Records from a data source
-*-

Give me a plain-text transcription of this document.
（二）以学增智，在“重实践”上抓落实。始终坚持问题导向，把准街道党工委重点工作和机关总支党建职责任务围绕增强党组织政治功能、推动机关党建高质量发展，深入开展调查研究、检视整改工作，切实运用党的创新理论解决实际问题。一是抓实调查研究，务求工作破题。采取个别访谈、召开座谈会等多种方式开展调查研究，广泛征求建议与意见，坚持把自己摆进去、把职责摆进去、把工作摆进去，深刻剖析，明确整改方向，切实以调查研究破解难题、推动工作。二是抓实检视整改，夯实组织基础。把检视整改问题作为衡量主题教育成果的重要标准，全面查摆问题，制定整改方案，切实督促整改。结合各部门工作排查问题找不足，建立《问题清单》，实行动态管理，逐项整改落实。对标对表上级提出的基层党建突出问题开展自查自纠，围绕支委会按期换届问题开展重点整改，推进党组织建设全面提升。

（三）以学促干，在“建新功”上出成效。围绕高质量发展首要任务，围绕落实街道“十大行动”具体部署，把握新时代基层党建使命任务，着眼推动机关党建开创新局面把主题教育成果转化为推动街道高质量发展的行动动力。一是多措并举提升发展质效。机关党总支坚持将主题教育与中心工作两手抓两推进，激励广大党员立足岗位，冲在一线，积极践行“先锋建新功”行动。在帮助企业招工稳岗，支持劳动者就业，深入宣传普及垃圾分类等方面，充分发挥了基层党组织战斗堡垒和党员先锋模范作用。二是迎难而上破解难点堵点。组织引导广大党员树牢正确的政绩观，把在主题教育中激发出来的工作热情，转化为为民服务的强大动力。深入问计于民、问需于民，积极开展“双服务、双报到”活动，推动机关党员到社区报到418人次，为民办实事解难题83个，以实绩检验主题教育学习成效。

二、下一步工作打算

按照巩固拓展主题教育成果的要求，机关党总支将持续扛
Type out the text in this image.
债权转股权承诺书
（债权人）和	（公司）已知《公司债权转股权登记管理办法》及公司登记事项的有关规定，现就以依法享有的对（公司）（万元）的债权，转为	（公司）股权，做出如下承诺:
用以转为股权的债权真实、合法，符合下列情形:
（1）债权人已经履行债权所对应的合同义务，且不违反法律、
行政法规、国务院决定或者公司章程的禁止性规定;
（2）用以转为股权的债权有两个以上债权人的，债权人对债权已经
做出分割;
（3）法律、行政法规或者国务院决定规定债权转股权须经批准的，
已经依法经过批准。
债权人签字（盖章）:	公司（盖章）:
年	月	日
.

-*-

## BRIEF
Repeat exactly the lines above from the line that contains "Type out the text in this image." through the end. Include both of these ends; leave out everything else.

## FINISHED ANSWER
Type out the text in this image.
债权转股权承诺书
（债权人）和	（公司）已知《公司债权转股权登记管理办法》及公司登记事项的有关规定，现就以依法享有的对（公司）（万元）的债权，转为	（公司）股权，做出如下承诺:
用以转为股权的债权真实、合法，符合下列情形:
（1）债权人已经履行债权所对应的合同义务，且不违反法律、
行政法规、国务院决定或者公司章程的禁止性规定;
（2）用以转为股权的债权有两个以上债权人的，债权人对债权已经
做出分割;
（3）法律、行政法规或者国务院决定规定债权转股权须经批准的，
已经依法经过批准。
债权人签字（盖章）:	公司（盖章）:
年	月	日
.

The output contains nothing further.